┌──
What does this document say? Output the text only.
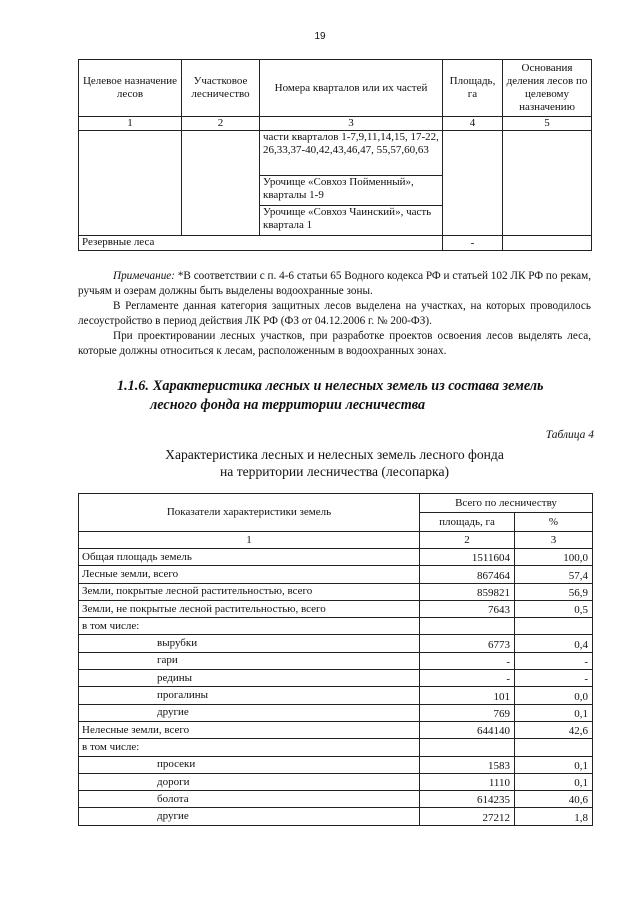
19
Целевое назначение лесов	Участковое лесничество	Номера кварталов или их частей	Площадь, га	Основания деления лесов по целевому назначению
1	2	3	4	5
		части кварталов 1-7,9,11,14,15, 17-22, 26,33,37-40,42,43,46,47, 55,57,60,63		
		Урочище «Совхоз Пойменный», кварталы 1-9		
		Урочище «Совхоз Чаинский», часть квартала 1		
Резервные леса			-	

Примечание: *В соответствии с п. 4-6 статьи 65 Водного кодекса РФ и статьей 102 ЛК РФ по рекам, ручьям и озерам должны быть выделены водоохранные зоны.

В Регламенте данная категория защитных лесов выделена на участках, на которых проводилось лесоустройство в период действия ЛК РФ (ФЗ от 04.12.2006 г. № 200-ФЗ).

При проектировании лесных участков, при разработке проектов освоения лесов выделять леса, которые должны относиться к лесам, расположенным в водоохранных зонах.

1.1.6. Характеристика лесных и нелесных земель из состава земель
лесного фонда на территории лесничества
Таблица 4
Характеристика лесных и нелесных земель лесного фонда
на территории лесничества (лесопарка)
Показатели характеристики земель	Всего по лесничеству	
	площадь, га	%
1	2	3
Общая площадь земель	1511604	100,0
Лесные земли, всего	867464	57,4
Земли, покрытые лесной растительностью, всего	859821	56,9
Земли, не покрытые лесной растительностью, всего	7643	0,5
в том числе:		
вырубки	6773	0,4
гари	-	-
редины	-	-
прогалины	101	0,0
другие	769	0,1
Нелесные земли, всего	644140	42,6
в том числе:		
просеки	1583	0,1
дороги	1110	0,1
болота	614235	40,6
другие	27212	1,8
└──
┌──
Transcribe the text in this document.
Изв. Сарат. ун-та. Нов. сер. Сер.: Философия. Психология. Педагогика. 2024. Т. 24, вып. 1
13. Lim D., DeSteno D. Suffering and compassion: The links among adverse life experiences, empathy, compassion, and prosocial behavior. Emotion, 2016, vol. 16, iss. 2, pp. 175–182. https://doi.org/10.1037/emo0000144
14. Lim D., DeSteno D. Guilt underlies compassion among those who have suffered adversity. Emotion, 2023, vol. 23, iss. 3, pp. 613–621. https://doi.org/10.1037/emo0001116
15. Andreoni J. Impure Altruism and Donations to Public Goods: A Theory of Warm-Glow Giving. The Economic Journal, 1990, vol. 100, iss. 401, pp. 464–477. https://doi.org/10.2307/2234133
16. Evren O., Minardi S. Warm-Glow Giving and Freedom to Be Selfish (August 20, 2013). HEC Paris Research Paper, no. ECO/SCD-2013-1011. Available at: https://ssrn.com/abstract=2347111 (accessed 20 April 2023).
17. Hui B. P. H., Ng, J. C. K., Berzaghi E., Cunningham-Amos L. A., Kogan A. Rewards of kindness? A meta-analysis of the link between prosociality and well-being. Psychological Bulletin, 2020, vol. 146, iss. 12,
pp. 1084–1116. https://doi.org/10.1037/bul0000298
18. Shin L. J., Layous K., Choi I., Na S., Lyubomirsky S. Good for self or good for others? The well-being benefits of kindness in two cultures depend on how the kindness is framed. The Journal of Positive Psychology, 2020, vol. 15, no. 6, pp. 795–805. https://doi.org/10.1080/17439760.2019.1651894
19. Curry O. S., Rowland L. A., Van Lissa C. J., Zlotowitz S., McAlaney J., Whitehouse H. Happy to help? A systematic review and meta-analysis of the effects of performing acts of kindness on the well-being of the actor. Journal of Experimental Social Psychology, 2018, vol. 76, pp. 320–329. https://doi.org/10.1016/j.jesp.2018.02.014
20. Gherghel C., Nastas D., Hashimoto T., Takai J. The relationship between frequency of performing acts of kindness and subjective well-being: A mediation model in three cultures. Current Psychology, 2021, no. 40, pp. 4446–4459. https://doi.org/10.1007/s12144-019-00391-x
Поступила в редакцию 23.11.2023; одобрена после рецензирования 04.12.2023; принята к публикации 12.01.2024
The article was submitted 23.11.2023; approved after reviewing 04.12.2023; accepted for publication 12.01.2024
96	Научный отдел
└──
┌──
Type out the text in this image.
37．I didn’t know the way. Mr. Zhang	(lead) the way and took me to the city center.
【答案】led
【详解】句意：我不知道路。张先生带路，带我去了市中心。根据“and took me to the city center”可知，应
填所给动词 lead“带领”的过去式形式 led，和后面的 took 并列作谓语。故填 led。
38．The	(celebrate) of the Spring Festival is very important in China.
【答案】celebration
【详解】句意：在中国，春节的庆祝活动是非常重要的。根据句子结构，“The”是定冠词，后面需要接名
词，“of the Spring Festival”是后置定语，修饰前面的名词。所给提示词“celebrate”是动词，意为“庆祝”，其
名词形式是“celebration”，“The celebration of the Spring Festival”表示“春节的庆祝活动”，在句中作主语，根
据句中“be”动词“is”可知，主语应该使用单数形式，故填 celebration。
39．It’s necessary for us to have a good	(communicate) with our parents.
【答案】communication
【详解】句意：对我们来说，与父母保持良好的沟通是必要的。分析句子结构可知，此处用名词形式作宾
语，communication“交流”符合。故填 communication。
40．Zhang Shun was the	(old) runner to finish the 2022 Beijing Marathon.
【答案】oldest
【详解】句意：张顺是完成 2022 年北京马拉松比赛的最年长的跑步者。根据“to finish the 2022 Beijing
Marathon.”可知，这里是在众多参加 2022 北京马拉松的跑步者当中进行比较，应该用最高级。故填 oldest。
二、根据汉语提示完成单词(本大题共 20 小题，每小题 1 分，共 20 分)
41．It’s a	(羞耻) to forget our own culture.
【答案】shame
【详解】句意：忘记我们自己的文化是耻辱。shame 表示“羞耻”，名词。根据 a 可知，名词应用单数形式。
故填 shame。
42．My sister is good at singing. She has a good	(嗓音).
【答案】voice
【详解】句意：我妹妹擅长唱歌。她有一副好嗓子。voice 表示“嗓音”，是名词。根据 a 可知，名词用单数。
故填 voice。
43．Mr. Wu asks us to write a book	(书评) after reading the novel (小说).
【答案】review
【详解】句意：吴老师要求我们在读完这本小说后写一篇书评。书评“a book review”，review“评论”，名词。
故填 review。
└──
OBJECTIVE
Write out every line of the data that holds the word "voice".

CORRECT OUTPUT
【答案】voice
【详解】句意：我妹妹擅长唱歌。她有一副好嗓子。voice 表示“嗓音”，是名词。根据 a 可知，名词用单数。
故填 voice。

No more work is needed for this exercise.